**DO THIS:** Search the records for the word "planning" and pick out every line that has it.

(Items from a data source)
--- BEGIN ---
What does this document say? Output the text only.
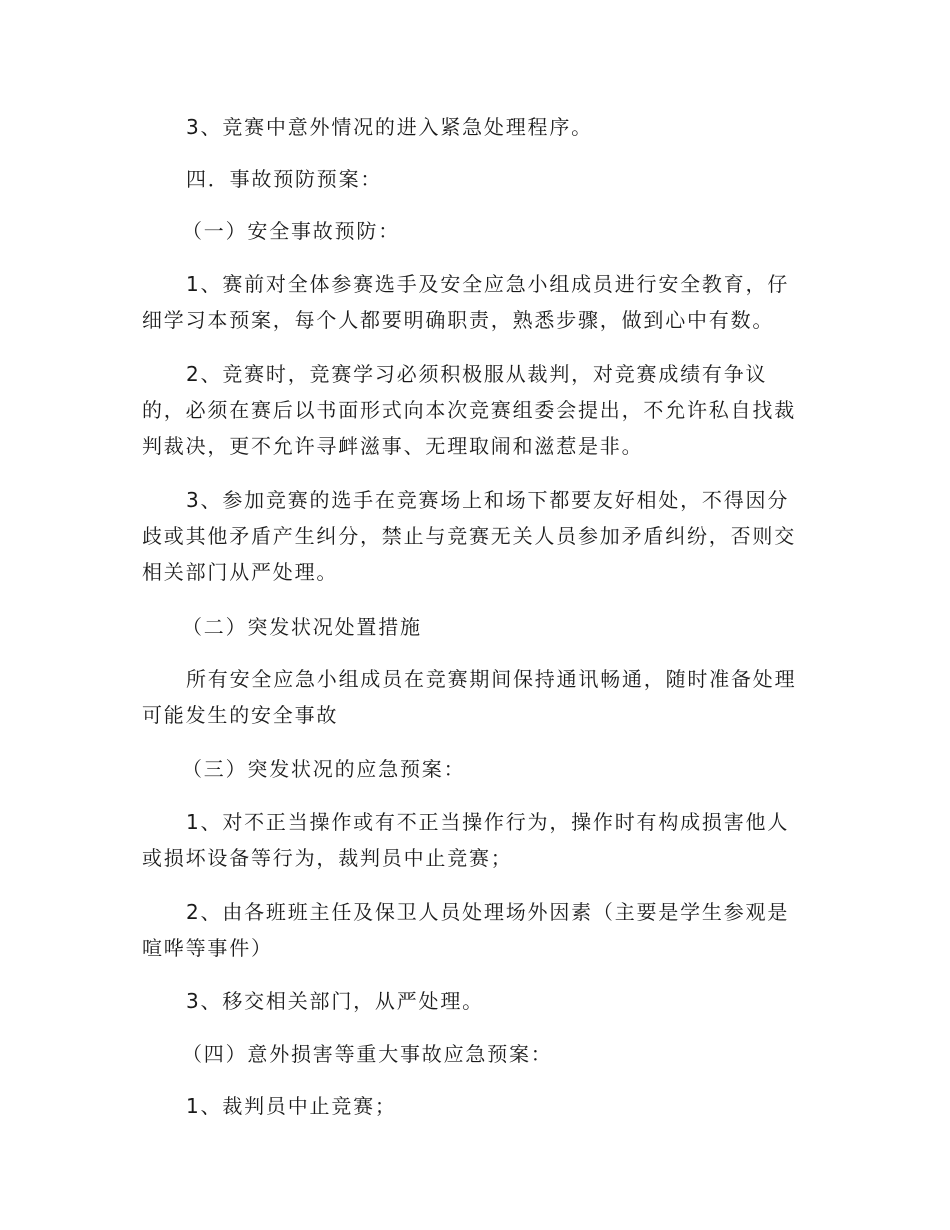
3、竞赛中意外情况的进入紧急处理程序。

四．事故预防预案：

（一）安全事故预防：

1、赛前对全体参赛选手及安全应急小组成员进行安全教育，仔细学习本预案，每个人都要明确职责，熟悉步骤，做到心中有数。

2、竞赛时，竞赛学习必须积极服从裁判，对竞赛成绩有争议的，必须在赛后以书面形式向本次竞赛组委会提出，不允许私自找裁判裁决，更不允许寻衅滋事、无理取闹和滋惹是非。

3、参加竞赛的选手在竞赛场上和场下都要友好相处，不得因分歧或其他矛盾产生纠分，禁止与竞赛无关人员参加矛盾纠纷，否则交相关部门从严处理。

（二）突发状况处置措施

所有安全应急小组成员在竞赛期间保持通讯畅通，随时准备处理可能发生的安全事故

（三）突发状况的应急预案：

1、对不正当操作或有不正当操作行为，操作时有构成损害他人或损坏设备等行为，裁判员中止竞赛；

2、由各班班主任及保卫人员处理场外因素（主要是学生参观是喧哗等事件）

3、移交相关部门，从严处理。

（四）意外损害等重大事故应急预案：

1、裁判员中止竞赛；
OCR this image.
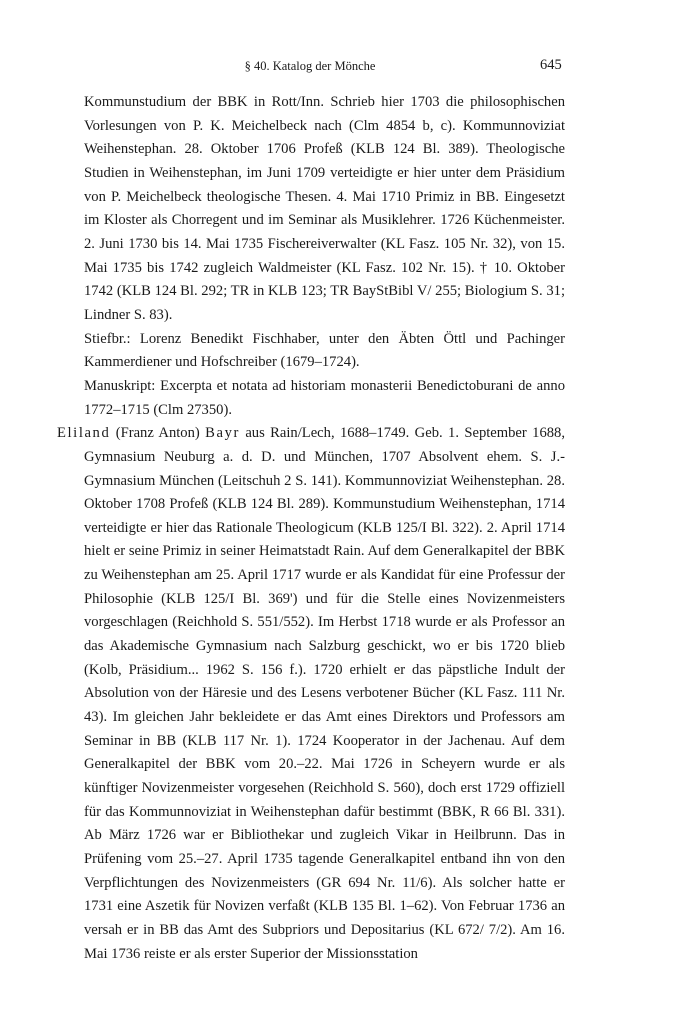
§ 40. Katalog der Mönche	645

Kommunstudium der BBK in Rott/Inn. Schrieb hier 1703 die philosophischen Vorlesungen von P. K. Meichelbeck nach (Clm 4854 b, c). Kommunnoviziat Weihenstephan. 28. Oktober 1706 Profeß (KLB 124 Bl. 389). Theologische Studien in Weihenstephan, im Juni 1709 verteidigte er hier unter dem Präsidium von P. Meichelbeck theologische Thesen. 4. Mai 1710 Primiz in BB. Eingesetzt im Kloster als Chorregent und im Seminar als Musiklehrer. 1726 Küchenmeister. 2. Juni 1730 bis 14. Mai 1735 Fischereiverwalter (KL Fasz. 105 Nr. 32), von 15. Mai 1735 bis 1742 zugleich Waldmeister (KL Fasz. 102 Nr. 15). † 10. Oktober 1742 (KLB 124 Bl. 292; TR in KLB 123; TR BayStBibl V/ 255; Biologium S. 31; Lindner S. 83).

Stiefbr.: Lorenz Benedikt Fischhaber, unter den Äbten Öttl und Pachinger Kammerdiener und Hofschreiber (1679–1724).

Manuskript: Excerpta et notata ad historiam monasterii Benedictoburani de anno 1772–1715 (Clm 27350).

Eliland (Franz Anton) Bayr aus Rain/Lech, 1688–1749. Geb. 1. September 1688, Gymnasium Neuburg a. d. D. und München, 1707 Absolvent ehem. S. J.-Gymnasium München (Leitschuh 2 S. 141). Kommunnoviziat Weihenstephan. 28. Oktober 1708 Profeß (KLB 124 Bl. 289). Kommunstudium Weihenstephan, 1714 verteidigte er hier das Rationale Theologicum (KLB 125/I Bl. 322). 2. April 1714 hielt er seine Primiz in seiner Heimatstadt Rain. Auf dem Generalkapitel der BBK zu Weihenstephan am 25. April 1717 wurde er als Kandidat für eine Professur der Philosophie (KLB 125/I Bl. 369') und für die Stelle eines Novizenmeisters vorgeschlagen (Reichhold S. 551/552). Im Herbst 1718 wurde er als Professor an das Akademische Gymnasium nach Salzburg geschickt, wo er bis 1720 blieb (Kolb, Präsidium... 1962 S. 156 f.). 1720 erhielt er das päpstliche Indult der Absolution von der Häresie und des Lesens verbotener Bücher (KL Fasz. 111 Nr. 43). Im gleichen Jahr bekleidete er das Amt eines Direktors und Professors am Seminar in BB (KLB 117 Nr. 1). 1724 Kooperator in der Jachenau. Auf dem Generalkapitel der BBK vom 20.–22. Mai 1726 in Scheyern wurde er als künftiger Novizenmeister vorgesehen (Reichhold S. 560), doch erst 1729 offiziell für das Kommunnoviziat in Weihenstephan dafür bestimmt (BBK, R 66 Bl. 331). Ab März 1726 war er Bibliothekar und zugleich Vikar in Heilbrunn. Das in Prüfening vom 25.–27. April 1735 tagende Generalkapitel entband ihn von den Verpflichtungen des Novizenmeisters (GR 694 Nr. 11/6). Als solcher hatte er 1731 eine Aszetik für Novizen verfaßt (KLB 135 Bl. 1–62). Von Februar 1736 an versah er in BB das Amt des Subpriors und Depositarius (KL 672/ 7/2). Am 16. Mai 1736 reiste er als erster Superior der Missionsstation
--- END ---
--- BEGIN ---
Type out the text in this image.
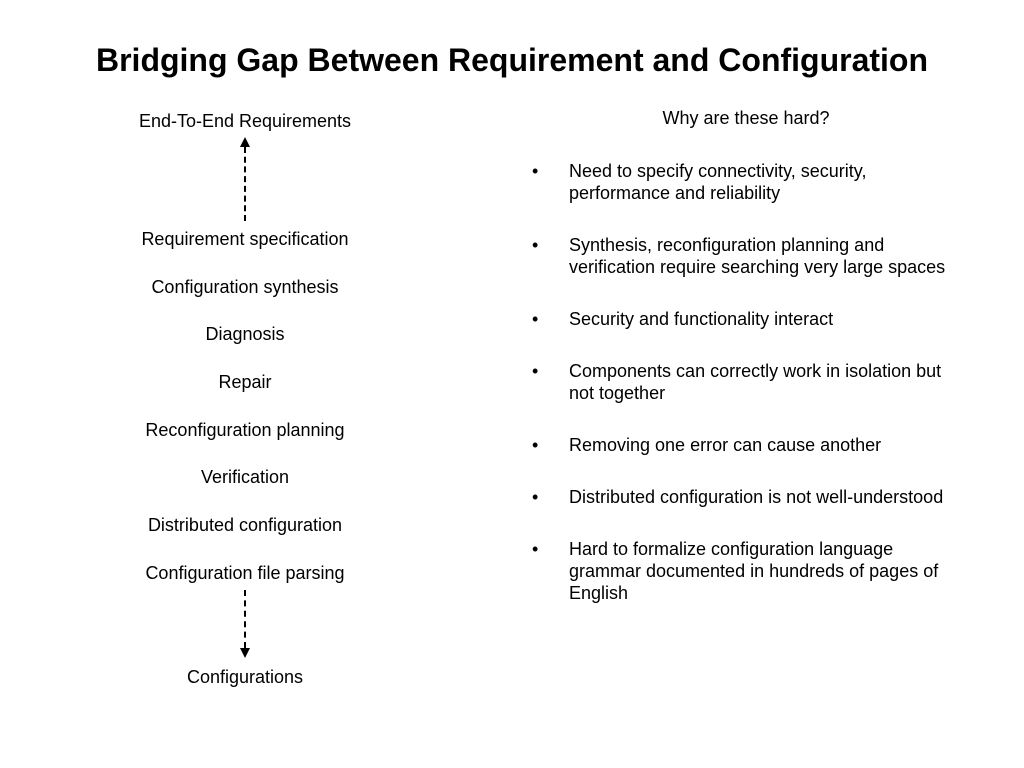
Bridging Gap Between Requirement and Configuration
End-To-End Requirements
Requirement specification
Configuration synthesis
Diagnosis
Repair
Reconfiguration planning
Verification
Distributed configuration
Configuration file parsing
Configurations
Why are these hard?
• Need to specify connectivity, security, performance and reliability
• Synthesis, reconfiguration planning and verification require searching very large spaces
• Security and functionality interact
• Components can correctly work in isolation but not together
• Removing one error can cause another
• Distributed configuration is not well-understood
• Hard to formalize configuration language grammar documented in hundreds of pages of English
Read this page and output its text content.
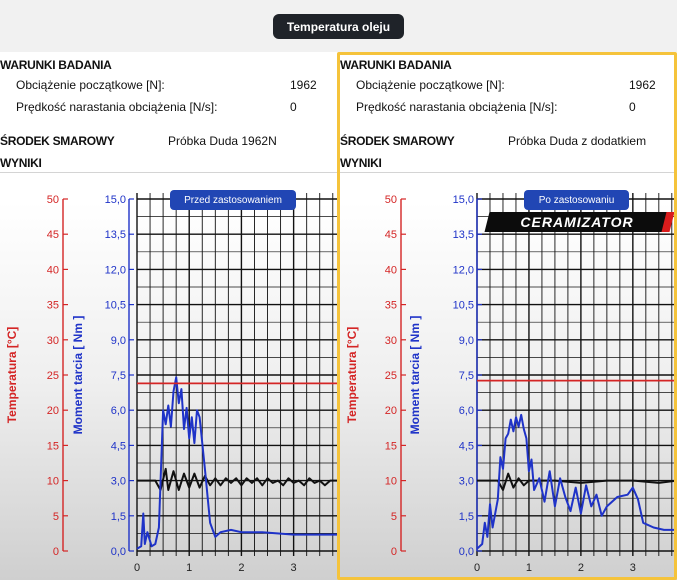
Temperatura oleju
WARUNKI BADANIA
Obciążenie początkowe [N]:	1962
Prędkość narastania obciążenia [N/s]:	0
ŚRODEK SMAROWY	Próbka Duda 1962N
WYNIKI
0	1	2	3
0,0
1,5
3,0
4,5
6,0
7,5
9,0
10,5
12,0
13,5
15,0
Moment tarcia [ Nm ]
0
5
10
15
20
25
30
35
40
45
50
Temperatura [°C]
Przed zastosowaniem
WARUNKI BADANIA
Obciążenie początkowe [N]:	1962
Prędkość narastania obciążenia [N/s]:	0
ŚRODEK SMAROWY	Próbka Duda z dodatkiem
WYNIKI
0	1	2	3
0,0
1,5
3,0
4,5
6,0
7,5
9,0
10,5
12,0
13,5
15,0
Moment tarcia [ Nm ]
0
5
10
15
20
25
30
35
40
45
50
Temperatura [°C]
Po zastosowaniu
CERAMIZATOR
--- END ---
--- BEGIN ---
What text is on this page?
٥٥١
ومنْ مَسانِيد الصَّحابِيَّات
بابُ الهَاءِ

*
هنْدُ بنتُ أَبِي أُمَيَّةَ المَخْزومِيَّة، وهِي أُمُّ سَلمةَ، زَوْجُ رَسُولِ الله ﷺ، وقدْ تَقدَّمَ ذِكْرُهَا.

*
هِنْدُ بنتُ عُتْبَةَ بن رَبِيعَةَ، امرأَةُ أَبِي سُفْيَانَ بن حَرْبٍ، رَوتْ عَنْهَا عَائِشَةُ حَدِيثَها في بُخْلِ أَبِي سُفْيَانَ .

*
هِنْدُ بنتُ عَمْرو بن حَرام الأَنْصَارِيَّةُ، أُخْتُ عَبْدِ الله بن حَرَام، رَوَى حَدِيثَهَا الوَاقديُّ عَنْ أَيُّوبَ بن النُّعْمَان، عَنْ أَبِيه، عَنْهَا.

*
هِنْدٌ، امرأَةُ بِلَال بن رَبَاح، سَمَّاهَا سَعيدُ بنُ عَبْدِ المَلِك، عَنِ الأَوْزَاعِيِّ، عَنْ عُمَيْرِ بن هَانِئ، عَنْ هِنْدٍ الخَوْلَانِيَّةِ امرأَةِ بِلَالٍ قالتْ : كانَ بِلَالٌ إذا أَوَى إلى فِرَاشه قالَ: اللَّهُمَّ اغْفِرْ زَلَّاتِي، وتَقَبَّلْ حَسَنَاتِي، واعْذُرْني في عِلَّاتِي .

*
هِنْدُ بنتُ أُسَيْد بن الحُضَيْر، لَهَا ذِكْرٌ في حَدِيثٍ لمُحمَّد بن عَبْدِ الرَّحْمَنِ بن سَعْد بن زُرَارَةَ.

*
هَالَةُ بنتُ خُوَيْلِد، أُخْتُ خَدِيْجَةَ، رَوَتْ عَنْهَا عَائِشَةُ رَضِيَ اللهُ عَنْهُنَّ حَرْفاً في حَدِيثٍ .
--- END ---
**SOLVED EXERCISE:**
Reconfiguration planning
• Synthesis, reconfiguration planning and verification require searching very large spaces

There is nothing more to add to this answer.